** START ENTRIES SHOWN **
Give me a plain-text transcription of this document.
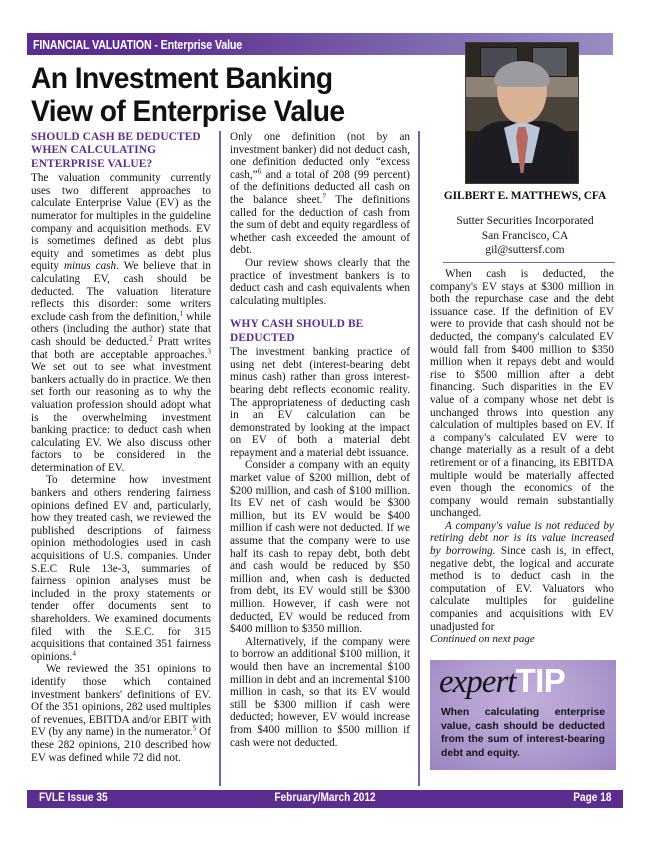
FINANCIAL VALUATION - Enterprise Value
An Investment Banking View of Enterprise Value
GILBERT E. MATTHEWS, CFA
Sutter Securities Incorporated
San Francisco, CA
gil@suttersf.com
SHOULD CASH BE DEDUCTED WHEN CALCULATING ENTERPRISE VALUE?

The valuation community currently uses two different approaches to calculate Enterprise Value (EV) as the numerator for multiples in the guideline company and acquisition methods. EV is sometimes defined as debt plus equity and sometimes as debt plus equity minus cash. We believe that in calculating EV, cash should be deducted. The valuation literature reflects this disorder: some writers exclude cash from the definition,$^1$ while others (including the author) state that cash should be deducted.$^2$ Pratt writes that both are acceptable approaches.$^3$ We set out to see what investment bankers actually do in practice. We then set forth our reasoning as to why the valuation profession should adopt what is the overwhelming investment banking practice: to deduct cash when calculating EV. We also discuss other factors to be considered in the determination of EV.

To determine how investment bankers and others rendering fairness opinions defined EV and, particularly, how they treated cash, we reviewed the published descriptions of fairness opinion methodologies used in cash acquisitions of U.S. companies. Under S.E.C Rule 13e-3, summaries of fairness opinion analyses must be included in the proxy statements or tender offer documents sent to shareholders. We examined documents filed with the S.E.C. for 315 acquisitions that contained 351 fairness opinions.$^4$

We reviewed the 351 opinions to identify those which contained investment bankers' definitions of EV. Of the 351 opinions, 282 used multiples of revenues, EBITDA and/or EBIT with EV (by any name) in the numerator.$^5$ Of these 282 opinions, 210 described how EV was defined while 72 did not.

Only one definition (not by an investment banker) did not deduct cash, one definition deducted only “excess cash,”$^6$ and a total of 208 (99 percent) of the definitions deducted all cash on the balance sheet.$^7$ The definitions called for the deduction of cash from the sum of debt and equity regardless of whether cash exceeded the amount of debt.

Our review shows clearly that the practice of investment bankers is to deduct cash and cash equivalents when calculating multiples.

WHY CASH SHOULD BE DEDUCTED

The investment banking practice of using net debt (interest-bearing debt minus cash) rather than gross interest-bearing debt reflects economic reality. The appropriateness of deducting cash in an EV calculation can be demonstrated by looking at the impact on EV of both a material debt repayment and a material debt issuance.

Consider a company with an equity market value of $200 million, debt of $200 million, and cash of $100 million. Its EV net of cash would be $300 million, but its EV would be $400 million if cash were not deducted. If we assume that the company were to use half its cash to repay debt, both debt and cash would be reduced by $50 million and, when cash is deducted from debt, its EV would still be $300 million. However, if cash were not deducted, EV would be reduced from $400 million to $350 million.

Alternatively, if the company were to borrow an additional $100 million, it would then have an incremental $100 million in debt and an incremental $100 million in cash, so that its EV would still be $300 million if cash were deducted; however, EV would increase from $400 million to $500 million if cash were not deducted.

When cash is deducted, the company's EV stays at $300 million in both the repurchase case and the debt issuance case. If the definition of EV were to provide that cash should not be deducted, the company's calculated EV would fall from $400 million to $350 million when it repays debt and would rise to $500 million after a debt financing. Such disparities in the EV value of a company whose net debt is unchanged throws into question any calculation of multiples based on EV. If a company's calculated EV were to change materially as a result of a debt retirement or of a financing, its EBITDA multiple would be materially affected even though the economics of the company would remain substantially unchanged.

A company's value is not reduced by retiring debt nor is its value increased by borrowing. Since cash is, in effect, negative debt, the logical and accurate method is to deduct cash in the computation of EV. Valuators who calculate multiples for guideline companies and acquisitions with EV unadjusted for

Continued on next page

expertTIP
When calculating enterprise value, cash should be deducted from the sum of interest-bearing debt and equity.
FVLE Issue 35	February/March 2012	Page 18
** END ENTRIES SHOWN **
● **YOUR INSTRUCTIONS**:
Copy out each record shown above without alteration, skipping any picture.

● **RESULT FOR THIS TASK**:
Give me a plain-text transcription of this document.
FINANCIAL VALUATION - Enterprise Value
An Investment Banking View of Enterprise Value
GILBERT E. MATTHEWS, CFA
Sutter Securities Incorporated
San Francisco, CA
gil@suttersf.com
SHOULD CASH BE DEDUCTED WHEN CALCULATING ENTERPRISE VALUE?

The valuation community currently uses two different approaches to calculate Enterprise Value (EV) as the numerator for multiples in the guideline company and acquisition methods. EV is sometimes defined as debt plus equity and sometimes as debt plus equity minus cash. We believe that in calculating EV, cash should be deducted. The valuation literature reflects this disorder: some writers exclude cash from the definition,$^1$ while others (including the author) state that cash should be deducted.$^2$ Pratt writes that both are acceptable approaches.$^3$ We set out to see what investment bankers actually do in practice. We then set forth our reasoning as to why the valuation profession should adopt what is the overwhelming investment banking practice: to deduct cash when calculating EV. We also discuss other factors to be considered in the determination of EV.

To determine how investment bankers and others rendering fairness opinions defined EV and, particularly, how they treated cash, we reviewed the published descriptions of fairness opinion methodologies used in cash acquisitions of U.S. companies. Under S.E.C Rule 13e-3, summaries of fairness opinion analyses must be included in the proxy statements or tender offer documents sent to shareholders. We examined documents filed with the S.E.C. for 315 acquisitions that contained 351 fairness opinions.$^4$

We reviewed the 351 opinions to identify those which contained investment bankers' definitions of EV. Of the 351 opinions, 282 used multiples of revenues, EBITDA and/or EBIT with EV (by any name) in the numerator.$^5$ Of these 282 opinions, 210 described how EV was defined while 72 did not.

Only one definition (not by an investment banker) did not deduct cash, one definition deducted only “excess cash,”$^6$ and a total of 208 (99 percent) of the definitions deducted all cash on the balance sheet.$^7$ The definitions called for the deduction of cash from the sum of debt and equity regardless of whether cash exceeded the amount of debt.

Our review shows clearly that the practice of investment bankers is to deduct cash and cash equivalents when calculating multiples.

WHY CASH SHOULD BE DEDUCTED

The investment banking practice of using net debt (interest-bearing debt minus cash) rather than gross interest-bearing debt reflects economic reality. The appropriateness of deducting cash in an EV calculation can be demonstrated by looking at the impact on EV of both a material debt repayment and a material debt issuance.

Consider a company with an equity market value of $200 million, debt of $200 million, and cash of $100 million. Its EV net of cash would be $300 million, but its EV would be $400 million if cash were not deducted. If we assume that the company were to use half its cash to repay debt, both debt and cash would be reduced by $50 million and, when cash is deducted from debt, its EV would still be $300 million. However, if cash were not deducted, EV would be reduced from $400 million to $350 million.

Alternatively, if the company were to borrow an additional $100 million, it would then have an incremental $100 million in debt and an incremental $100 million in cash, so that its EV would still be $300 million if cash were deducted; however, EV would increase from $400 million to $500 million if cash were not deducted.

When cash is deducted, the company's EV stays at $300 million in both the repurchase case and the debt issuance case. If the definition of EV were to provide that cash should not be deducted, the company's calculated EV would fall from $400 million to $350 million when it repays debt and would rise to $500 million after a debt financing. Such disparities in the EV value of a company whose net debt is unchanged throws into question any calculation of multiples based on EV. If a company's calculated EV were to change materially as a result of a debt retirement or of a financing, its EBITDA multiple would be materially affected even though the economics of the company would remain substantially unchanged.

A company's value is not reduced by retiring debt nor is its value increased by borrowing. Since cash is, in effect, negative debt, the logical and accurate method is to deduct cash in the computation of EV. Valuators who calculate multiples for guideline companies and acquisitions with EV unadjusted for

Continued on next page

expertTIP
When calculating enterprise value, cash should be deducted from the sum of interest-bearing debt and equity.
FVLE Issue 35	February/March 2012	Page 18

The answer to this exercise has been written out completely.